● **ENTRIES SUPPLIED**:
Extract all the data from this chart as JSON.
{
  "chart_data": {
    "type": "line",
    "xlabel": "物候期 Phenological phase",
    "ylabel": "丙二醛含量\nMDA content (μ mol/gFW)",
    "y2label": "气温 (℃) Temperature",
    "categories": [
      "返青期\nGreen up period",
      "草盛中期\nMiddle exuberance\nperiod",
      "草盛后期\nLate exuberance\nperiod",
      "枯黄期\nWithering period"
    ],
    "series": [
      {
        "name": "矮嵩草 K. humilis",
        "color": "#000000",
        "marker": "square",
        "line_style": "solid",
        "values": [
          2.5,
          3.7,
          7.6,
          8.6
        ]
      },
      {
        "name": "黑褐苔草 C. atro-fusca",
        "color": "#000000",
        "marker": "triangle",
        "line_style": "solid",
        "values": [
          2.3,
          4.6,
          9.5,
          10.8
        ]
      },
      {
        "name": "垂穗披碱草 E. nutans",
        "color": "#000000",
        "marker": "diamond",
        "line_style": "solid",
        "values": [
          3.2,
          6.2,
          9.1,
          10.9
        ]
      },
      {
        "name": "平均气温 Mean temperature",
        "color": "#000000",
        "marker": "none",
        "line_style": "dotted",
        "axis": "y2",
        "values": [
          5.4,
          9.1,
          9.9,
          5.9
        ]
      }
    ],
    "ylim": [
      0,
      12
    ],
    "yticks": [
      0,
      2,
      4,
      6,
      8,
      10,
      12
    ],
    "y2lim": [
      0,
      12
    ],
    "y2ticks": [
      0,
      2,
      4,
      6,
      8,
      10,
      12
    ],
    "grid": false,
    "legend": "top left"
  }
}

● **REQUEST**: Reply with one number only: how many lines of the listing hold "exuberance"?

● **EXERCISE RESULT**: 2